Uma das razões que levaram as marcas chinesas a crescer tanto foi a verticalização da produção, nunca bem vista pelos concorrentes ocidentais e em especial pelos sindicatos de metalúrgicos. Como não existem sindicatos na China e nem mesmo greves, a expansão foi bastante rápida.
Saiba mais:
Na Europa, há menos resistências e a produção de origem da China é aceita com algumas restrições. A BYD, por exemplo, acaba de pedir filiação à Associação dos Fabricantes Europeus de Automóveis (Acea, na sigla em francês). Não se sabe ainda se será acolhida, porque a entidade abriga marcas basicamente europeias.

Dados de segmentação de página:
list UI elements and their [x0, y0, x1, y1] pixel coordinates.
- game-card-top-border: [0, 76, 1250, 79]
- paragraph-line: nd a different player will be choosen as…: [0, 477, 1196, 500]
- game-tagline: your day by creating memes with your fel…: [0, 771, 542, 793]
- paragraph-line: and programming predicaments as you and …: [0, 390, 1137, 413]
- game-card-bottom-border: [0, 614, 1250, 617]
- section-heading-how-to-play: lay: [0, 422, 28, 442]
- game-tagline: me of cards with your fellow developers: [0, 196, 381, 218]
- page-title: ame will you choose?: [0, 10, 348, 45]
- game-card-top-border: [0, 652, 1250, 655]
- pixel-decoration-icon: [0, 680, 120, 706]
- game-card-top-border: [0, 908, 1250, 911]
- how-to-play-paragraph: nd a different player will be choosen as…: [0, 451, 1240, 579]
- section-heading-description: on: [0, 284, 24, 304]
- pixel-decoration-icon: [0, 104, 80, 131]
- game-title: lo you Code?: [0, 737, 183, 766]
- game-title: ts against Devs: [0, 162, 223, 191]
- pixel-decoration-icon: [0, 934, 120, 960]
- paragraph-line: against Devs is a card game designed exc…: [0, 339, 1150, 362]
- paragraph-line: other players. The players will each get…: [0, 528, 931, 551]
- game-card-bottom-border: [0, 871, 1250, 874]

» **QUESTÕES**:
1. De acordo com o trecho sobre as marcas chinesas, a qual entidade a BYD acaba de pedir filiação?
2. Relacione todos os nomes próprios de lugares e de organizações que figuram no trecho sobre as marcas chinesas.
3. Prossiga com a redação do trecho sobre as marcas chinesas a partir da última frase apresentada.
As entradas provêm de uma fonte distinta.

» **RESULTADOS DAS TAREFAS**:
1. À Associação dos Fabricantes Europeus de Automóveis (Acea).

2. China; Europa; BYD; Associação dos Fabricantes Europeus de Automóveis (Acea)

3.
Das marcas chinesas em Pequim, IA seleciona alguns destaques entre 181 estreias e 71 protótipos. Dos modelos com foco no mercado brasileiro (confirmados ou cotados) estão os seguintes:
- BYD Song Pro (facelift): nova linguagem Dragon Face, com lançamento aqui previsto para junho próximo.
- Arcfox T1: SUV compacto elétrico da BAIC, rival direto do BYD Dolphin.
- MG 4 Urban: hatch elétrico compacto.
- GWM Ora 5: SUV médio elétrico com foco em custo-benefício.
- IM Motors (Grupo SAIC): marca de elétricos de luxo a ser confirmada para o mercado brasileiro.